> Exercise
Write the data out again exactly, dropping any images it holds.

> Provided records
>>>>

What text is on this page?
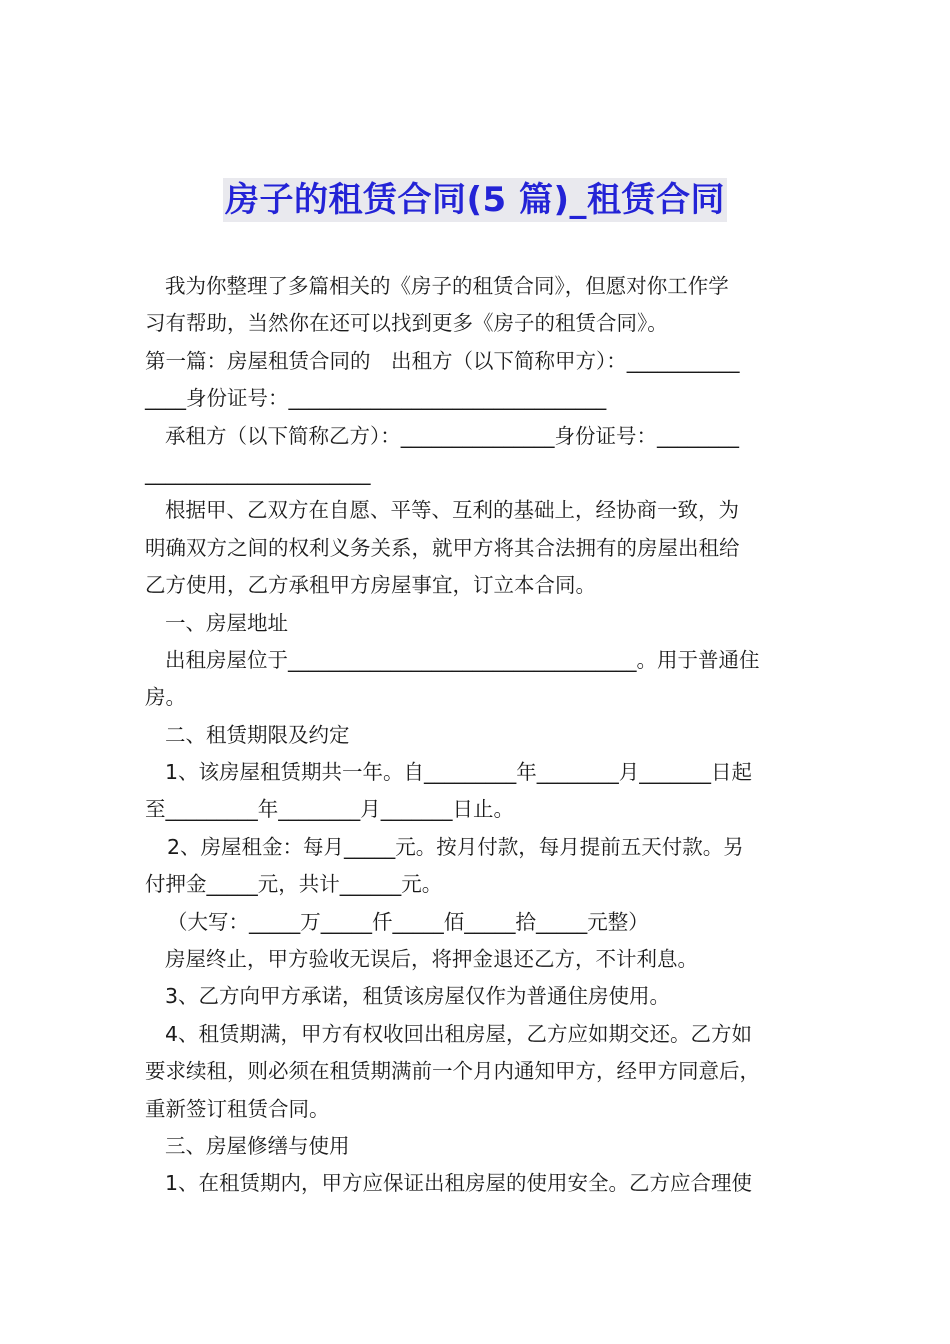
房子的租赁合同(5 篇)_租赁合同
我为你整理了多篇相关的《房子的租赁合同》，但愿对你工作学
习有帮助，当然你在还可以找到更多《房子的租赁合同》。
第一篇：房屋租赁合同的　出租方（以下简称甲方）：___________
____身份证号：_______________________________
承租方（以下简称乙方）：_______________身份证号：________
______________________
根据甲、乙双方在自愿、平等、互利的基础上，经协商一致，为
明确双方之间的权利义务关系，就甲方将其合法拥有的房屋出租给
乙方使用，乙方承租甲方房屋事宜，订立本合同。
一、房屋地址
出租房屋位于__________________________________。用于普通住
房。
二、租赁期限及约定
1、该房屋租赁期共一年。自_________年________月_______日起
至_________年________月_______日止。
2、房屋租金：每月_____元。按月付款，每月提前五天付款。另
付押金_____元，共计______元。
（大写：_____万_____仟_____佰_____拾_____元整）
房屋终止，甲方验收无误后，将押金退还乙方，不计利息。
3、乙方向甲方承诺，租赁该房屋仅作为普通住房使用。
4、租赁期满，甲方有权收回出租房屋，乙方应如期交还。乙方如
要求续租，则必须在租赁期满前一个月内通知甲方，经甲方同意后，
重新签订租赁合同。
三、房屋修缮与使用
1、在租赁期内，甲方应保证出租房屋的使用安全。乙方应合理使
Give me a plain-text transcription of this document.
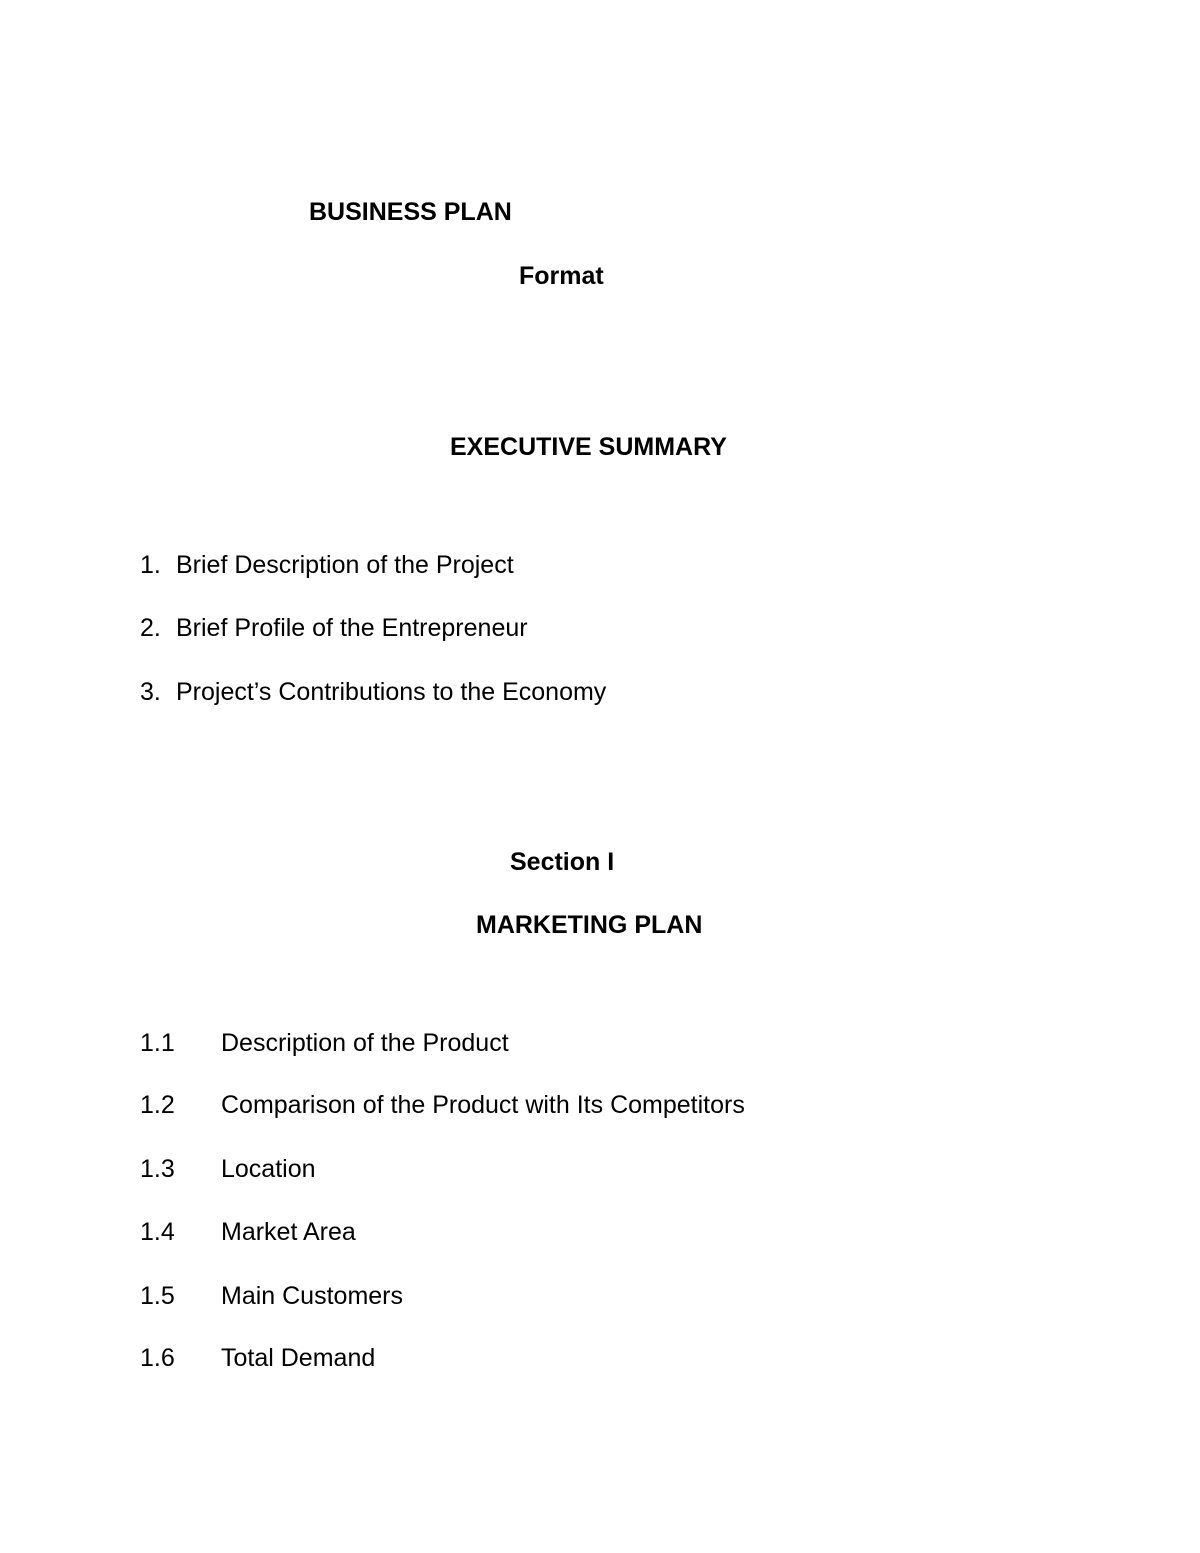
BUSINESS PLAN
Format
EXECUTIVE SUMMARY
1. Brief Description of the Project
2. Brief Profile of the Entrepreneur
3. Project’s Contributions to the Economy
Section I
MARKETING PLAN
1.1 Description of the Product
1.2 Comparison of the Product with Its Competitors
1.3 Location
1.4 Market Area
1.5 Main Customers
1.6 Total Demand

<<<<

> Written answer
What text is on this page?
房子的租赁合同(5 篇)_租赁合同
我为你整理了多篇相关的《房子的租赁合同》，但愿对你工作学
习有帮助，当然你在还可以找到更多《房子的租赁合同》。
第一篇：房屋租赁合同的　出租方（以下简称甲方）：___________
____身份证号：_______________________________
承租方（以下简称乙方）：_______________身份证号：________
______________________
根据甲、乙双方在自愿、平等、互利的基础上，经协商一致，为
明确双方之间的权利义务关系，就甲方将其合法拥有的房屋出租给
乙方使用，乙方承租甲方房屋事宜，订立本合同。
一、房屋地址
出租房屋位于__________________________________。用于普通住
房。
二、租赁期限及约定
1、该房屋租赁期共一年。自_________年________月_______日起
至_________年________月_______日止。
2、房屋租金：每月_____元。按月付款，每月提前五天付款。另
付押金_____元，共计______元。
（大写：_____万_____仟_____佰_____拾_____元整）
房屋终止，甲方验收无误后，将押金退还乙方，不计利息。
3、乙方向甲方承诺，租赁该房屋仅作为普通住房使用。
4、租赁期满，甲方有权收回出租房屋，乙方应如期交还。乙方如
要求续租，则必须在租赁期满前一个月内通知甲方，经甲方同意后，
重新签订租赁合同。
三、房屋修缮与使用
1、在租赁期内，甲方应保证出租房屋的使用安全。乙方应合理使
Give me a plain-text transcription of this document.
BUSINESS PLAN
Format
EXECUTIVE SUMMARY
1. Brief Description of the Project
2. Brief Profile of the Entrepreneur
3. Project’s Contributions to the Economy
Section I
MARKETING PLAN
1.1 Description of the Product
1.2 Comparison of the Product with Its Competitors
1.3 Location
1.4 Market Area
1.5 Main Customers
1.6 Total Demand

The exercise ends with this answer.